---- ENTRIES
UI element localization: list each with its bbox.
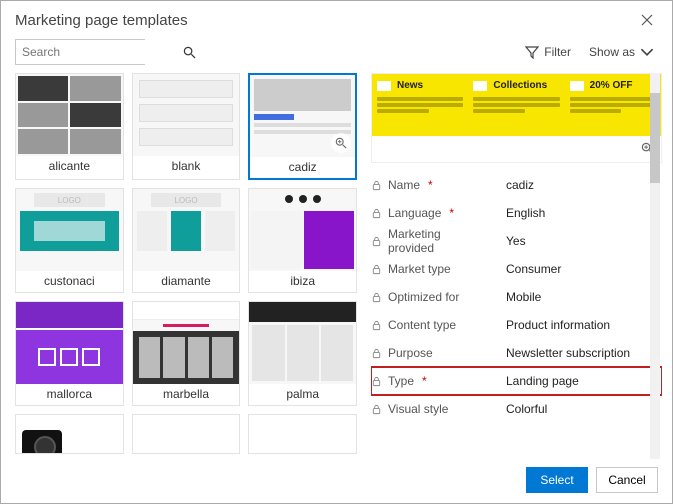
property-label: Name xyxy=(388,178,420,192)
lock-icon xyxy=(371,376,382,387)
property-row: Name * cadiz xyxy=(371,171,662,199)
template-card-palma[interactable]: palma xyxy=(248,301,357,406)
content-area: alicante blank cadiz LOGO custonaci LOGO… xyxy=(1,73,672,459)
template-label: alicante xyxy=(16,156,123,177)
property-value: Product information xyxy=(506,318,610,332)
toolbar: Filter Show as xyxy=(1,37,672,73)
chevron-down-icon xyxy=(640,45,654,59)
property-row: Market type Consumer xyxy=(371,255,662,283)
property-row: Visual style Colorful xyxy=(371,395,662,423)
template-picker-dialog: Marketing page templates Filter Show as … xyxy=(0,0,673,504)
show-as-label: Show as xyxy=(589,45,635,59)
filter-icon xyxy=(525,45,539,59)
property-label: Type xyxy=(388,374,414,388)
dialog-header: Marketing page templates xyxy=(1,1,672,37)
property-row: Purpose Newsletter subscription xyxy=(371,339,662,367)
property-row: Type * Landing page xyxy=(371,367,662,395)
template-label: diamante xyxy=(133,271,240,292)
dialog-footer: Select Cancel xyxy=(1,459,672,503)
template-card-blank[interactable]: blank xyxy=(132,73,241,180)
property-value: Newsletter subscription xyxy=(506,346,630,360)
template-label: palma xyxy=(249,384,356,405)
template-card-cadiz[interactable]: cadiz xyxy=(248,73,357,180)
show-as-button[interactable]: Show as xyxy=(585,43,658,61)
search-icon xyxy=(183,46,196,59)
property-label: Marketing provided xyxy=(388,227,490,255)
search-box[interactable] xyxy=(15,39,145,65)
template-label: cadiz xyxy=(250,157,355,178)
properties-list: Name * cadiz Language * English Marketing prov… xyxy=(371,171,662,459)
property-label: Visual style xyxy=(388,402,448,416)
property-row: Marketing provided Yes xyxy=(371,227,662,255)
lock-icon xyxy=(371,404,382,415)
scrollbar-thumb[interactable] xyxy=(650,93,660,183)
preview-col-label: News xyxy=(397,80,423,91)
template-card-ibiza[interactable]: ibiza xyxy=(248,188,357,293)
property-value: Colorful xyxy=(506,402,547,416)
lock-icon xyxy=(371,180,382,191)
lock-icon xyxy=(371,348,382,359)
template-card-marbella[interactable]: marbella xyxy=(132,301,241,406)
property-value: cadiz xyxy=(506,178,534,192)
property-label: Purpose xyxy=(388,346,433,360)
close-button[interactable] xyxy=(636,9,658,31)
property-label: Market type xyxy=(388,262,451,276)
property-row: Optimized for Mobile xyxy=(371,283,662,311)
property-value: Consumer xyxy=(506,262,561,276)
template-card-diamante[interactable]: LOGO diamante xyxy=(132,188,241,293)
property-row: Language * English xyxy=(371,199,662,227)
required-indicator: * xyxy=(428,178,436,192)
cancel-button[interactable]: Cancel xyxy=(596,467,658,493)
filter-button[interactable]: Filter xyxy=(521,43,575,61)
template-card-partial[interactable] xyxy=(248,414,357,454)
property-row: Content type Product information xyxy=(371,311,662,339)
template-card-alicante[interactable]: alicante xyxy=(15,73,124,180)
filter-label: Filter xyxy=(544,45,571,59)
template-label: custonaci xyxy=(16,271,123,292)
template-preview: News Collections 20% OFF xyxy=(371,73,662,163)
property-value: Yes xyxy=(506,234,526,248)
required-indicator: * xyxy=(449,206,457,220)
zoom-icon[interactable] xyxy=(331,133,351,153)
lock-icon xyxy=(371,292,382,303)
search-input[interactable] xyxy=(16,40,183,64)
scrollbar[interactable] xyxy=(650,73,660,459)
property-value: Mobile xyxy=(506,290,541,304)
template-card-partial[interactable] xyxy=(132,414,241,454)
close-icon xyxy=(641,14,653,26)
template-card-partial[interactable] xyxy=(15,414,124,454)
select-button[interactable]: Select xyxy=(526,467,588,493)
template-label: ibiza xyxy=(249,271,356,292)
property-label: Content type xyxy=(388,318,456,332)
template-card-custonaci[interactable]: LOGO custonaci xyxy=(15,188,124,293)
preview-col-label: 20% OFF xyxy=(590,80,633,91)
property-label: Language xyxy=(388,206,441,220)
required-indicator: * xyxy=(422,374,430,388)
property-value: Landing page xyxy=(506,374,579,388)
template-label: marbella xyxy=(133,384,240,405)
property-label: Optimized for xyxy=(388,290,459,304)
template-label: mallorca xyxy=(16,384,123,405)
lock-icon xyxy=(371,236,382,247)
template-label: blank xyxy=(133,156,240,177)
preview-col-label: Collections xyxy=(493,80,547,91)
template-gallery[interactable]: alicante blank cadiz LOGO custonaci LOGO… xyxy=(15,73,365,459)
dialog-title: Marketing page templates xyxy=(15,12,636,29)
lock-icon xyxy=(371,208,382,219)
lock-icon xyxy=(371,264,382,275)
template-card-mallorca[interactable]: mallorca xyxy=(15,301,124,406)
property-value: English xyxy=(506,206,545,220)
lock-icon xyxy=(371,320,382,331)
detail-panel: News Collections 20% OFF Name * cadiz Langu… xyxy=(365,73,662,459)
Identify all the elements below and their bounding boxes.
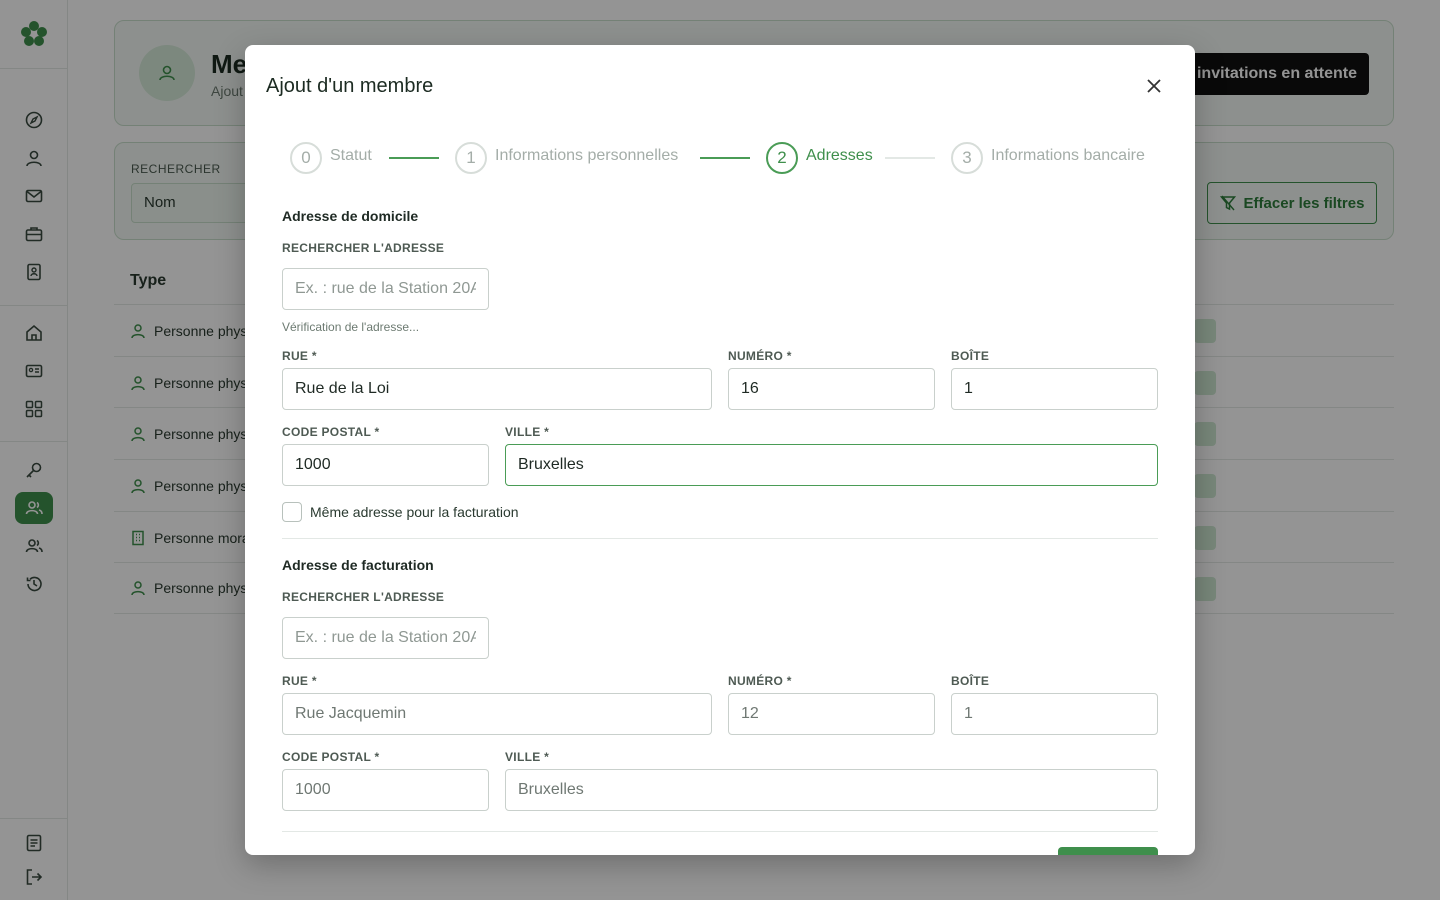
billing-postal-label: CODE POSTAL * xyxy=(282,750,380,764)
billing-search-label: RECHERCHER L'ADRESSE xyxy=(282,590,445,604)
home-city-label: VILLE * xyxy=(505,425,550,439)
close-icon[interactable] xyxy=(1143,75,1165,97)
billing-number-input[interactable] xyxy=(728,693,935,735)
step-connector xyxy=(885,157,935,159)
home-postal-label: CODE POSTAL * xyxy=(282,425,380,439)
same-address-checkbox[interactable] xyxy=(282,502,302,522)
next-button[interactable] xyxy=(1058,847,1158,855)
step-3-label[interactable]: Informations bancaire xyxy=(991,147,1145,165)
home-box-input[interactable] xyxy=(951,368,1158,410)
same-address-label[interactable]: Même adresse pour la facturation xyxy=(310,504,519,520)
section-divider xyxy=(282,538,1158,539)
home-search-label: RECHERCHER L'ADRESSE xyxy=(282,241,445,255)
home-box-label: BOÎTE xyxy=(951,349,990,363)
footer-divider xyxy=(282,831,1158,832)
billing-number-label: NUMÉRO * xyxy=(728,674,792,688)
step-3-number[interactable]: 3 xyxy=(951,142,983,174)
step-2-label[interactable]: Adresses xyxy=(806,147,873,165)
billing-postal-code-input[interactable] xyxy=(282,769,489,811)
home-address-title: Adresse de domicile xyxy=(282,208,419,224)
home-address-search-input[interactable] xyxy=(282,268,489,310)
billing-city-input[interactable] xyxy=(505,769,1158,811)
billing-box-input[interactable] xyxy=(951,693,1158,735)
billing-box-label: BOÎTE xyxy=(951,674,990,688)
step-1-label[interactable]: Informations personnelles xyxy=(495,147,678,165)
billing-street-label: RUE * xyxy=(282,674,317,688)
step-0-number[interactable]: 0 xyxy=(290,142,322,174)
add-member-modal: Ajout d'un membre 0 Statut 1 Information… xyxy=(245,45,1195,855)
billing-city-label: VILLE * xyxy=(505,750,550,764)
home-street-input[interactable] xyxy=(282,368,712,410)
billing-address-search-input[interactable] xyxy=(282,617,489,659)
step-1-number[interactable]: 1 xyxy=(455,142,487,174)
modal-title: Ajout d'un membre xyxy=(266,75,434,97)
step-0-label[interactable]: Statut xyxy=(330,147,372,165)
home-number-label: NUMÉRO * xyxy=(728,349,792,363)
step-connector xyxy=(389,157,439,159)
step-2-number[interactable]: 2 xyxy=(766,142,798,174)
billing-address-title: Adresse de facturation xyxy=(282,557,434,573)
home-postal-code-input[interactable] xyxy=(282,444,489,486)
billing-street-input[interactable] xyxy=(282,693,712,735)
home-street-label: RUE * xyxy=(282,349,317,363)
home-number-input[interactable] xyxy=(728,368,935,410)
step-connector xyxy=(700,157,750,159)
address-verification-hint: Vérification de l'adresse... xyxy=(282,320,420,334)
home-city-input[interactable] xyxy=(505,444,1158,486)
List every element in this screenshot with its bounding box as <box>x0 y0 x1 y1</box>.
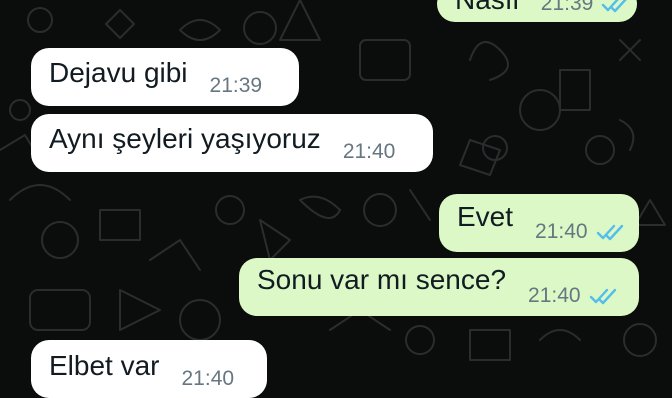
message-time: 21:39 <box>209 74 263 97</box>
message-time: 21:40 <box>535 220 588 243</box>
message-time: 21:40 <box>181 367 235 390</box>
double-check-icon <box>589 286 619 306</box>
message-time: 21:40 <box>342 140 396 163</box>
message-bubble-incoming[interactable]: Elbet var 21:40 <box>31 340 267 398</box>
message-bubble-incoming[interactable]: Aynı şeyleri yaşıyoruz 21:40 <box>31 114 433 172</box>
message-text: Aynı şeyleri yaşıyoruz <box>49 123 321 154</box>
message-text: Evet <box>457 201 514 232</box>
double-check-icon <box>601 0 631 14</box>
message-bubble-incoming[interactable]: Dejavu gibi 21:39 <box>31 48 299 106</box>
message-bubble-outgoing[interactable]: Evet 21:40 <box>439 194 639 252</box>
message-bubble-outgoing[interactable]: Nasıl 21:39 <box>437 0 637 22</box>
message-text: Dejavu gibi <box>49 57 188 88</box>
message-text: Elbet var <box>49 350 160 381</box>
message-bubble-outgoing[interactable]: Sonu var mı sence? 21:40 <box>239 258 639 316</box>
message-time: 21:39 <box>540 0 594 15</box>
double-check-icon <box>596 222 626 242</box>
message-text: Nasıl <box>455 0 519 14</box>
message-time: 21:40 <box>528 284 581 307</box>
message-text: Sonu var mı sence? <box>257 264 507 295</box>
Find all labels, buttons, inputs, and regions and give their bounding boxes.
--------
WHAT YOU NEED TO DO:
From the line containing "property-label: Name xyxy=(388,178,420,192)" up to and including the line containing "template-card-blank[interactable]: blank xyxy=(132,73,241,180)", substitute "Product page" for "Landing page" and reproduce only those lines with everything else unchanged.

SOLUTION TO THIS PROBLEM:
property-label: Name xyxy=(388,178,420,192)
lock-icon xyxy=(371,376,382,387)
property-row: Name * cadiz xyxy=(371,171,662,199)
template-card-palma[interactable]: palma xyxy=(248,301,357,406)
content-area: alicante blank cadiz LOGO custonaci LOGO… xyxy=(1,73,672,459)
template-label: alicante xyxy=(16,156,123,177)
property-value: Product information xyxy=(506,318,610,332)
toolbar: Filter Show as xyxy=(1,37,672,73)
chevron-down-icon xyxy=(640,45,654,59)
property-row: Market type Consumer xyxy=(371,255,662,283)
property-row: Visual style Colorful xyxy=(371,395,662,423)
template-picker-dialog: Marketing page templates Filter Show as … xyxy=(0,0,673,504)
show-as-label: Show as xyxy=(589,45,635,59)
filter-icon xyxy=(525,45,539,59)
property-label: Type xyxy=(388,374,414,388)
dialog-header: Marketing page templates xyxy=(1,1,672,37)
property-row: Purpose Newsletter subscription xyxy=(371,339,662,367)
property-row: Type * Product page xyxy=(371,367,662,395)
template-label: diamante xyxy=(133,271,240,292)
dialog-footer: Select Cancel xyxy=(1,459,672,503)
template-card-blank[interactable]: blank xyxy=(132,73,241,180)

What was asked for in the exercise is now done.